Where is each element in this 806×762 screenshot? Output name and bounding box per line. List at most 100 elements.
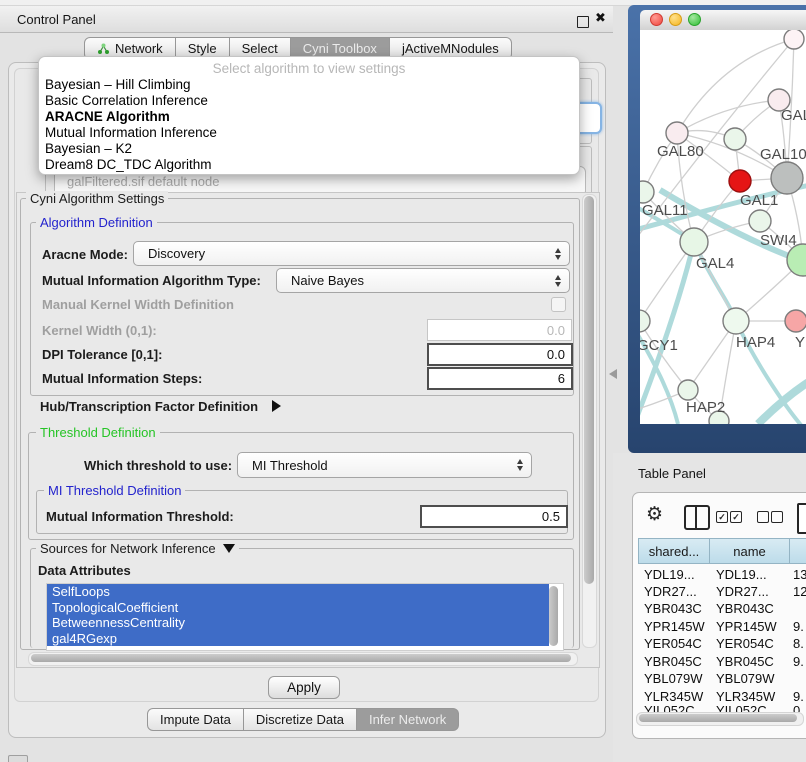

---

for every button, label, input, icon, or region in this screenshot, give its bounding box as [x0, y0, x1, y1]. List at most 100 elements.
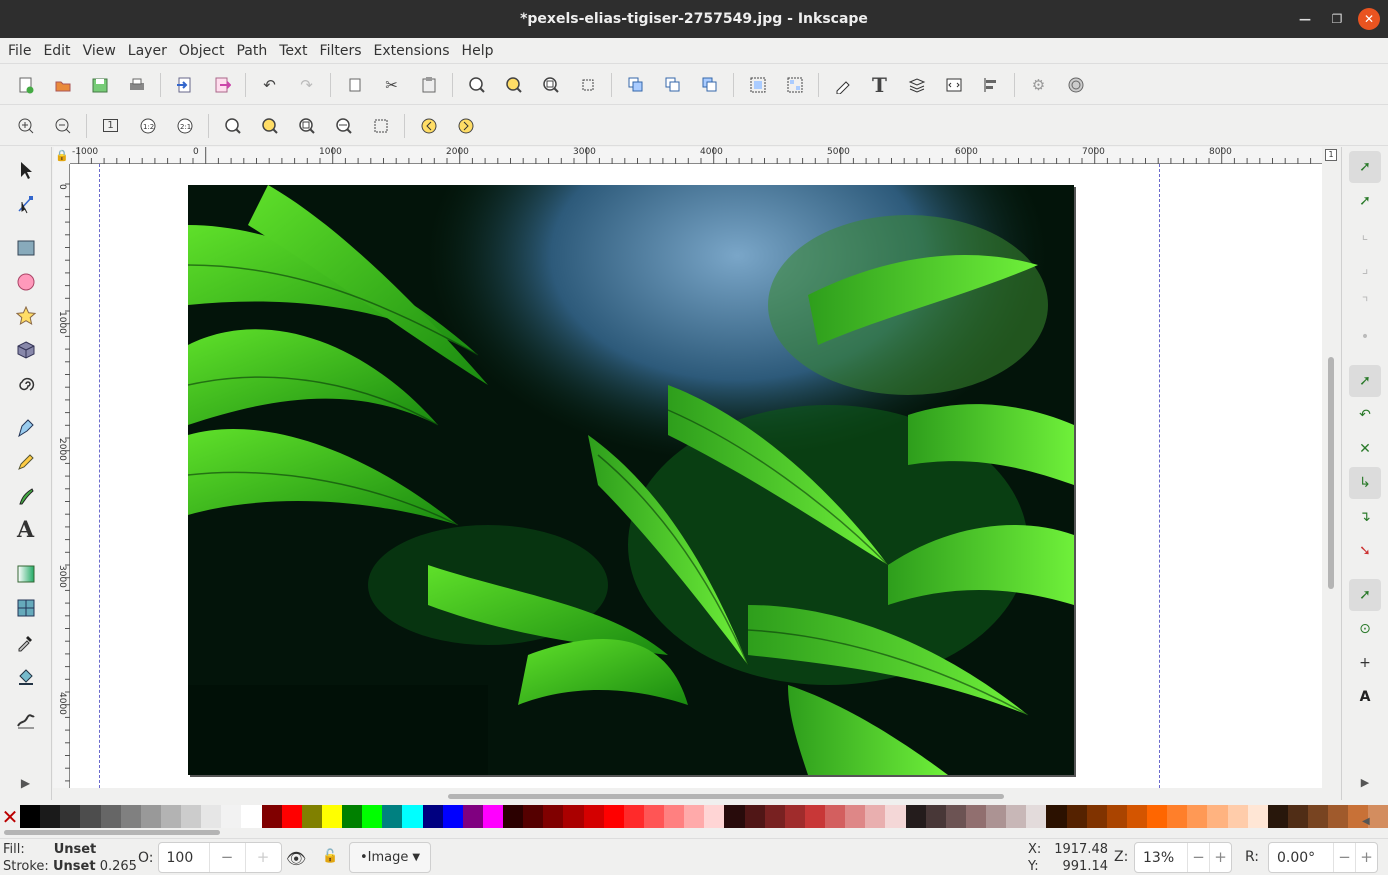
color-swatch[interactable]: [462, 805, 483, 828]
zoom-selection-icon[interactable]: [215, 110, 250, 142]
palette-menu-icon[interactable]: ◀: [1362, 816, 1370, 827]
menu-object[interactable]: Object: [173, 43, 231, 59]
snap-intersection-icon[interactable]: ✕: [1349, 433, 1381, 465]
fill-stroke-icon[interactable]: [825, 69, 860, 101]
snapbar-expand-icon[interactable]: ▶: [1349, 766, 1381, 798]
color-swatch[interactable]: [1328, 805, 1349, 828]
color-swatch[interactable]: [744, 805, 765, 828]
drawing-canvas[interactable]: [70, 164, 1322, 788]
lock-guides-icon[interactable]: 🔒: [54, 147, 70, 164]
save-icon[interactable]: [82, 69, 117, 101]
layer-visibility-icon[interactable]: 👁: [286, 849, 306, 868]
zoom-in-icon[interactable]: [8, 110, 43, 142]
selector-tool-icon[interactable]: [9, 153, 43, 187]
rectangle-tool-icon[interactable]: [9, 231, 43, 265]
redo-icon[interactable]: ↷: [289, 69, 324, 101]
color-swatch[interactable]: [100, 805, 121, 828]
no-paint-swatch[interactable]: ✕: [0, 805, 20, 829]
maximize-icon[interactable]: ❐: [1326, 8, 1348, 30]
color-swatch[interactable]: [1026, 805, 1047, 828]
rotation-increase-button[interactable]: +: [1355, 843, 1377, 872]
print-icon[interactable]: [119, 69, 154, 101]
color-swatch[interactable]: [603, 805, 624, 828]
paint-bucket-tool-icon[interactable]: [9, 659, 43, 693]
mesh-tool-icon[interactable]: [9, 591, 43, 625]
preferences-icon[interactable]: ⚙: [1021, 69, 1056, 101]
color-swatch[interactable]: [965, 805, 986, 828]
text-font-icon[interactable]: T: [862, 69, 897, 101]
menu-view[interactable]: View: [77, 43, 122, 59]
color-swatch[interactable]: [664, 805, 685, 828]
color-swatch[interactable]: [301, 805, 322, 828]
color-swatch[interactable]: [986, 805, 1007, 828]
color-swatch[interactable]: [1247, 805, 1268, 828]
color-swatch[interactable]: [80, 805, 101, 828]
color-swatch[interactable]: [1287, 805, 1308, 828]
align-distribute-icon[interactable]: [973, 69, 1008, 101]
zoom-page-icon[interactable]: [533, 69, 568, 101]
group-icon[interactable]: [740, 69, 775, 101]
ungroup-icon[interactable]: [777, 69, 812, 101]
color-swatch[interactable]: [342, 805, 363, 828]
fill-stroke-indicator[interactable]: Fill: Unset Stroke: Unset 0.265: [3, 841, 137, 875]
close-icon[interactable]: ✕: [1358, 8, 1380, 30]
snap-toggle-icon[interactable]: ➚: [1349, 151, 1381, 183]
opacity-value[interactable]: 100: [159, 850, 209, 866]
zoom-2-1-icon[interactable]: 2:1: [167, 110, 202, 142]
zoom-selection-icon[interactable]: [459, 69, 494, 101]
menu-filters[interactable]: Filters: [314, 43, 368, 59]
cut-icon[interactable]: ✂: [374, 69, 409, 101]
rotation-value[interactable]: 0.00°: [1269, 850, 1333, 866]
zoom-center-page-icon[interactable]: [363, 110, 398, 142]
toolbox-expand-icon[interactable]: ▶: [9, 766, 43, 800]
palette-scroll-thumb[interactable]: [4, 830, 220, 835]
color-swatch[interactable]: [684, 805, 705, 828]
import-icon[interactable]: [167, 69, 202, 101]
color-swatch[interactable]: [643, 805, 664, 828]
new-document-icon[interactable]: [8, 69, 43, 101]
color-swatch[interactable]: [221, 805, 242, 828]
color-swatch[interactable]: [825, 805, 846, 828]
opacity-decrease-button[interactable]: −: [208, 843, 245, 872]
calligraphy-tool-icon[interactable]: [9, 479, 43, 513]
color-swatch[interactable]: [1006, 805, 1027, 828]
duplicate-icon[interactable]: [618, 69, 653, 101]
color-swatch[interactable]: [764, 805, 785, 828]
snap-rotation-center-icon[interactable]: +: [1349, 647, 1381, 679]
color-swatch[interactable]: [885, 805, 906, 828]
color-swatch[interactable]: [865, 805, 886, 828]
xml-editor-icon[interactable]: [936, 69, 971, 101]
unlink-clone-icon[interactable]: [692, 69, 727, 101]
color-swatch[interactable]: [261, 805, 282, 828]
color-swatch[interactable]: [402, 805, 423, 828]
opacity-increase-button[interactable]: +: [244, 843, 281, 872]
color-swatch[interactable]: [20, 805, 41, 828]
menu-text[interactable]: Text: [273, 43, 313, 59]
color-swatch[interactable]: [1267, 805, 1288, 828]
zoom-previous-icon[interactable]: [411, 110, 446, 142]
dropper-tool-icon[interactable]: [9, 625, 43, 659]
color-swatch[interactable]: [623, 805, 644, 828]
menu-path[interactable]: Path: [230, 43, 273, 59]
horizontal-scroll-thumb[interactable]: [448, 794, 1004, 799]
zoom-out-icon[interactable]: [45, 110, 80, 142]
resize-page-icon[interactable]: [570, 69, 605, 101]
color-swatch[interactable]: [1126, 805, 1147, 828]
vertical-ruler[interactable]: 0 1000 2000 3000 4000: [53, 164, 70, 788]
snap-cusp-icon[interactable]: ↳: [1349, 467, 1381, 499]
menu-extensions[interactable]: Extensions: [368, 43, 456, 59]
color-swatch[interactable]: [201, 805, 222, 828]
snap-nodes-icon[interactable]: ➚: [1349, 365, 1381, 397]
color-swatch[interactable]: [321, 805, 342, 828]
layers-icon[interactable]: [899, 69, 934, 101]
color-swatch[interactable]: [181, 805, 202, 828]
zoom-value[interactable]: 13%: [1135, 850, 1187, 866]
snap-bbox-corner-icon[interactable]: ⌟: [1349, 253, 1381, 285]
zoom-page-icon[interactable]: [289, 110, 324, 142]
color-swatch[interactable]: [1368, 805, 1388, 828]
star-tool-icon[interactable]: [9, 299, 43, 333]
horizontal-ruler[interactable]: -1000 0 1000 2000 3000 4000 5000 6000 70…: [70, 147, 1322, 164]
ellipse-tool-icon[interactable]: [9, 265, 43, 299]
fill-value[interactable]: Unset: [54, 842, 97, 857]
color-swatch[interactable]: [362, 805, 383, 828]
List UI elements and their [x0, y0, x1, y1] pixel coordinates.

- TASK
Give only the number of lines in the records that contain the string "selection", matching case exactly.

- THE RESULT
2